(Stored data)
* * *

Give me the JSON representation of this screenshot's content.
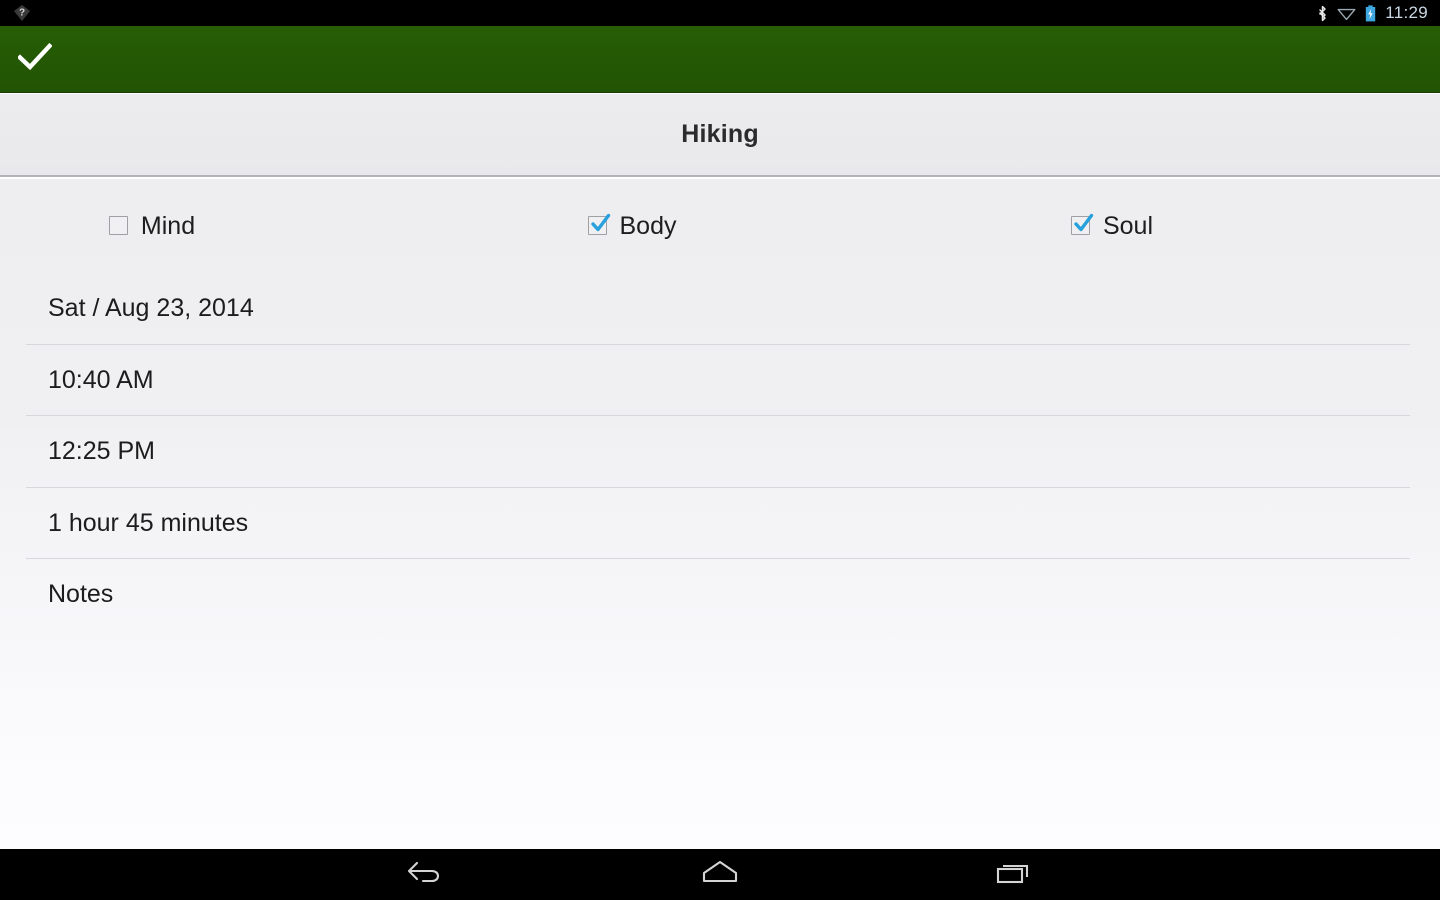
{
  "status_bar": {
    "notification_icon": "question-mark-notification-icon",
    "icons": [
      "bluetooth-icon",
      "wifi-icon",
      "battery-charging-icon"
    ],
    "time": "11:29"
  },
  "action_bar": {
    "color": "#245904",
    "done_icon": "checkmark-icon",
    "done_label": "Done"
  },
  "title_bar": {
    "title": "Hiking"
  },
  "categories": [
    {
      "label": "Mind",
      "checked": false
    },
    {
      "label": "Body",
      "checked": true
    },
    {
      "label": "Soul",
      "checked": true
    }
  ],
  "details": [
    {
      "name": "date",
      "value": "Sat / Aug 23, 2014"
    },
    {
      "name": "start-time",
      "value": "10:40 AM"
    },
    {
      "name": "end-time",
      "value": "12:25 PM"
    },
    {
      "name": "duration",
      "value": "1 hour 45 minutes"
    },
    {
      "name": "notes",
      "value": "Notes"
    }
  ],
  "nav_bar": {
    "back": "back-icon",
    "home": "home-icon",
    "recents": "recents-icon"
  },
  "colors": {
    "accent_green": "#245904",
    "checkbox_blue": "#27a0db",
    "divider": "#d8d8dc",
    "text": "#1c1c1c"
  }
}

* * *

_Problem to work on_: Copy out the entries verbatim and leave the images out.

_Solution to this exercise_:
Give me the JSON representation of this screenshot's content.
{
  "status_bar": {
    "notification_icon": "question-mark-notification-icon",
    "icons": [
      "bluetooth-icon",
      "wifi-icon",
      "battery-charging-icon"
    ],
    "time": "11:29"
  },
  "action_bar": {
    "color": "#245904",
    "done_icon": "checkmark-icon",
    "done_label": "Done"
  },
  "title_bar": {
    "title": "Hiking"
  },
  "categories": [
    {
      "label": "Mind",
      "checked": false
    },
    {
      "label": "Body",
      "checked": true
    },
    {
      "label": "Soul",
      "checked": true
    }
  ],
  "details": [
    {
      "name": "date",
      "value": "Sat / Aug 23, 2014"
    },
    {
      "name": "start-time",
      "value": "10:40 AM"
    },
    {
      "name": "end-time",
      "value": "12:25 PM"
    },
    {
      "name": "duration",
      "value": "1 hour 45 minutes"
    },
    {
      "name": "notes",
      "value": "Notes"
    }
  ],
  "nav_bar": {
    "back": "back-icon",
    "home": "home-icon",
    "recents": "recents-icon"
  },
  "colors": {
    "accent_green": "#245904",
    "checkbox_blue": "#27a0db",
    "divider": "#d8d8dc",
    "text": "#1c1c1c"
  }
}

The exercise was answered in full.